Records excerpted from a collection
+-------+

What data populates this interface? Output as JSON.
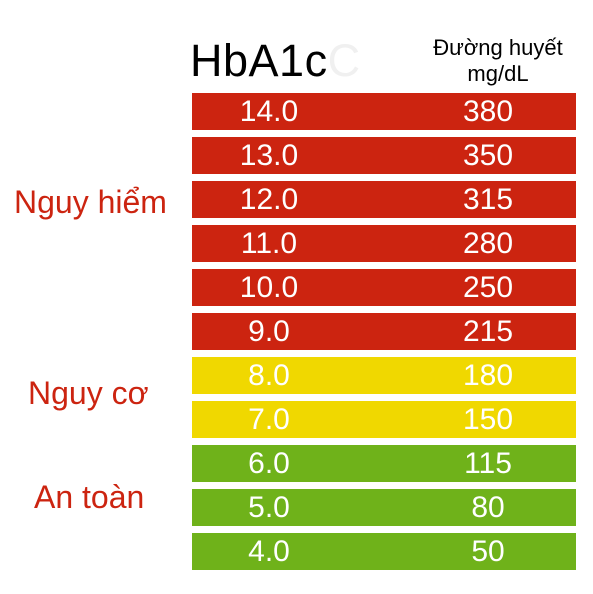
{
  "header": {
    "hba1c_label": "HbA1c",
    "glucose_label_line1": "Đường huyết",
    "glucose_label_line2": "mg/dL"
  },
  "colors": {
    "danger": "#cc2410",
    "risk": "#f0d800",
    "safe": "#6fb21a",
    "danger_text": "#cc2410"
  },
  "chart_data": {
    "type": "table",
    "columns": [
      "HbA1c",
      "Đường huyết mg/dL"
    ],
    "rows": [
      {
        "hba1c": "14.0",
        "glucose": "380",
        "zone": "danger"
      },
      {
        "hba1c": "13.0",
        "glucose": "350",
        "zone": "danger"
      },
      {
        "hba1c": "12.0",
        "glucose": "315",
        "zone": "danger"
      },
      {
        "hba1c": "11.0",
        "glucose": "280",
        "zone": "danger"
      },
      {
        "hba1c": "10.0",
        "glucose": "250",
        "zone": "danger"
      },
      {
        "hba1c": "9.0",
        "glucose": "215",
        "zone": "danger"
      },
      {
        "hba1c": "8.0",
        "glucose": "180",
        "zone": "risk"
      },
      {
        "hba1c": "7.0",
        "glucose": "150",
        "zone": "risk"
      },
      {
        "hba1c": "6.0",
        "glucose": "115",
        "zone": "safe"
      },
      {
        "hba1c": "5.0",
        "glucose": "80",
        "zone": "safe"
      },
      {
        "hba1c": "4.0",
        "glucose": "50",
        "zone": "safe"
      }
    ],
    "zones": [
      {
        "key": "danger",
        "label": "Nguy hiểm"
      },
      {
        "key": "risk",
        "label": "Nguy cơ"
      },
      {
        "key": "safe",
        "label": "An toàn"
      }
    ]
  }
}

+-------+

Your objective
Pictures in the records should not appear in your copy, but everything else must be transcribed exactly.

Answer to this task
What data populates this interface? Output as JSON.
{
  "header": {
    "hba1c_label": "HbA1c",
    "glucose_label_line1": "Đường huyết",
    "glucose_label_line2": "mg/dL"
  },
  "colors": {
    "danger": "#cc2410",
    "risk": "#f0d800",
    "safe": "#6fb21a",
    "danger_text": "#cc2410"
  },
  "chart_data": {
    "type": "table",
    "columns": [
      "HbA1c",
      "Đường huyết mg/dL"
    ],
    "rows": [
      {
        "hba1c": "14.0",
        "glucose": "380",
        "zone": "danger"
      },
      {
        "hba1c": "13.0",
        "glucose": "350",
        "zone": "danger"
      },
      {
        "hba1c": "12.0",
        "glucose": "315",
        "zone": "danger"
      },
      {
        "hba1c": "11.0",
        "glucose": "280",
        "zone": "danger"
      },
      {
        "hba1c": "10.0",
        "glucose": "250",
        "zone": "danger"
      },
      {
        "hba1c": "9.0",
        "glucose": "215",
        "zone": "danger"
      },
      {
        "hba1c": "8.0",
        "glucose": "180",
        "zone": "risk"
      },
      {
        "hba1c": "7.0",
        "glucose": "150",
        "zone": "risk"
      },
      {
        "hba1c": "6.0",
        "glucose": "115",
        "zone": "safe"
      },
      {
        "hba1c": "5.0",
        "glucose": "80",
        "zone": "safe"
      },
      {
        "hba1c": "4.0",
        "glucose": "50",
        "zone": "safe"
      }
    ],
    "zones": [
      {
        "key": "danger",
        "label": "Nguy hiểm"
      },
      {
        "key": "risk",
        "label": "Nguy cơ"
      },
      {
        "key": "safe",
        "label": "An toàn"
      }
    ]
  }
}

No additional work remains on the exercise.